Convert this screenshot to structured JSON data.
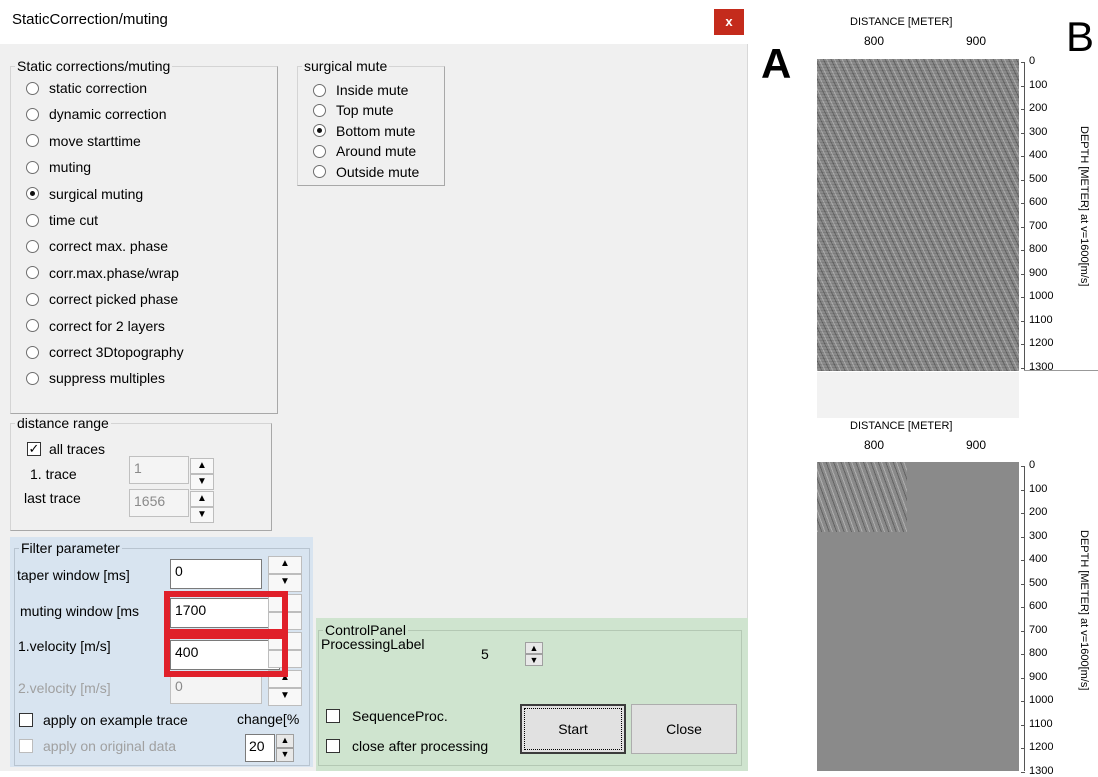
{
  "dialog": {
    "title": "StaticCorrection/muting",
    "close_glyph": "x"
  },
  "static_group": {
    "legend": "Static corrections/muting",
    "options": [
      {
        "label": "static correction",
        "selected": false
      },
      {
        "label": "dynamic correction",
        "selected": false
      },
      {
        "label": "move starttime",
        "selected": false
      },
      {
        "label": "muting",
        "selected": false
      },
      {
        "label": "surgical muting",
        "selected": true
      },
      {
        "label": "time cut",
        "selected": false
      },
      {
        "label": "correct max. phase",
        "selected": false
      },
      {
        "label": "corr.max.phase/wrap",
        "selected": false
      },
      {
        "label": "correct picked phase",
        "selected": false
      },
      {
        "label": "correct for 2 layers",
        "selected": false
      },
      {
        "label": "correct 3Dtopography",
        "selected": false
      },
      {
        "label": "suppress multiples",
        "selected": false
      }
    ]
  },
  "surgical_group": {
    "legend": "surgical mute",
    "options": [
      {
        "label": "Inside mute",
        "selected": false
      },
      {
        "label": "Top mute",
        "selected": false
      },
      {
        "label": "Bottom mute",
        "selected": true
      },
      {
        "label": "Around mute",
        "selected": false
      },
      {
        "label": "Outside mute",
        "selected": false
      }
    ]
  },
  "distance_group": {
    "legend": "distance range",
    "all_traces_label": "all traces",
    "all_traces_checked": true,
    "first_trace_label": "1. trace",
    "first_trace_value": "1",
    "last_trace_label": "last trace",
    "last_trace_value": "1656"
  },
  "filter_group": {
    "legend": "Filter parameter",
    "taper_label": "taper window [ms]",
    "taper_value": "0",
    "muting_label": "muting window [ms",
    "muting_value": "1700",
    "velocity1_label": "1.velocity [m/s]",
    "velocity1_value": "400",
    "velocity2_label": "2.velocity [m/s]",
    "velocity2_value": "0",
    "apply_example_label": "apply on example trace",
    "apply_original_label": "apply on original data",
    "change_label": "change[%",
    "change_value": "20"
  },
  "control_panel": {
    "legend": "ControlPanel",
    "processing_label": "ProcessingLabel",
    "processing_value": "5",
    "sequence_label": "SequenceProc.",
    "close_after_label": "close after processing",
    "start_label": "Start",
    "close_label": "Close"
  },
  "highlight_color": "#e0202a",
  "panel_a": {
    "letter": "A",
    "axis_title": "DISTANCE [METER]",
    "x_ticks": [
      "800",
      "900"
    ],
    "y_ticks": [
      "0",
      "100",
      "200",
      "300",
      "400",
      "500",
      "600",
      "700",
      "800",
      "900",
      "1000",
      "1100",
      "1200",
      "1300"
    ],
    "y_axis_title": "DEPTH [METER] at v=1600[m/s]"
  },
  "panel_b": {
    "letter": "B",
    "axis_title": "DISTANCE [METER]",
    "x_ticks": [
      "800",
      "900"
    ],
    "y_ticks": [
      "0",
      "100",
      "200",
      "300",
      "400",
      "500",
      "600",
      "700",
      "800",
      "900",
      "1000",
      "1100",
      "1200",
      "1300"
    ],
    "y_axis_title": "DEPTH [METER] at v=1600[m/s]"
  }
}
__________________________________________________
### Task brief
Collect each line holding the string "legend".

### Written response
    "legend": "Static corrections/muting",
    "legend": "surgical mute",
    "legend": "distance range",
    "legend": "Filter parameter",
    "legend": "ControlPanel",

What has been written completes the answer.